"""
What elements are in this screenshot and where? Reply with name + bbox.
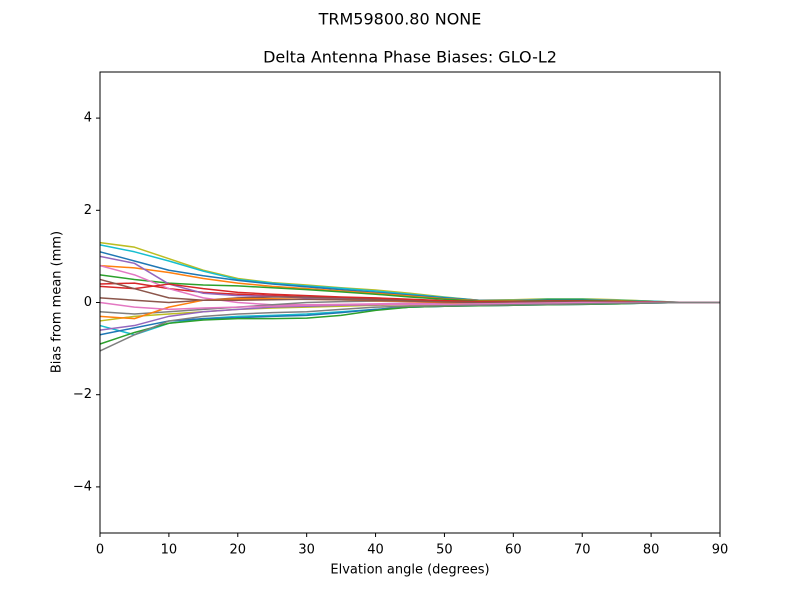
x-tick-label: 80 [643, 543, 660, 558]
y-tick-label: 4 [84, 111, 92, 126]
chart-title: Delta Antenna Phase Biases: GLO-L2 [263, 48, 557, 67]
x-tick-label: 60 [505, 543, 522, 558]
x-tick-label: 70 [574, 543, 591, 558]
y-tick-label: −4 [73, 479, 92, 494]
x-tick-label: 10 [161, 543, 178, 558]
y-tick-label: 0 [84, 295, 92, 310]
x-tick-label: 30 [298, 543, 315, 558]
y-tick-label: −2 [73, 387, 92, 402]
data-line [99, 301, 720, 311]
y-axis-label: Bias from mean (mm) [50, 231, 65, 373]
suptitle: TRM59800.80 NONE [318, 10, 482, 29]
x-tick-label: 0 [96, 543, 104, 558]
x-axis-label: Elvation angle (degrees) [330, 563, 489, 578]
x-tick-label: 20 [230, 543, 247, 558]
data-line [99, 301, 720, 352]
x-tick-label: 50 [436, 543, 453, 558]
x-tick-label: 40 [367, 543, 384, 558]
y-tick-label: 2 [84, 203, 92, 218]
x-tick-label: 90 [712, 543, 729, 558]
"""
THE REQUEST: Edit the items above so that every "data-line" becomes "plot-line", leave all else unchanged, and omit the pictures from your answer.

WRITTEN REPLY:
What elements are in this screenshot and where? Reply with name + bbox.
x-tick-label: 80 [643, 543, 660, 558]
y-tick-label: 4 [84, 111, 92, 126]
chart-title: Delta Antenna Phase Biases: GLO-L2 [263, 48, 557, 67]
x-tick-label: 60 [505, 543, 522, 558]
x-tick-label: 70 [574, 543, 591, 558]
y-tick-label: −4 [73, 479, 92, 494]
x-tick-label: 10 [161, 543, 178, 558]
y-tick-label: 0 [84, 295, 92, 310]
x-tick-label: 30 [298, 543, 315, 558]
y-tick-label: −2 [73, 387, 92, 402]
plot-line [99, 301, 720, 311]
y-axis-label: Bias from mean (mm) [50, 231, 65, 373]
suptitle: TRM59800.80 NONE [318, 10, 482, 29]
x-tick-label: 0 [96, 543, 104, 558]
x-axis-label: Elvation angle (degrees) [330, 563, 489, 578]
x-tick-label: 20 [230, 543, 247, 558]
plot-line [99, 301, 720, 352]
x-tick-label: 50 [436, 543, 453, 558]
x-tick-label: 40 [367, 543, 384, 558]
y-tick-label: 2 [84, 203, 92, 218]
x-tick-label: 90 [712, 543, 729, 558]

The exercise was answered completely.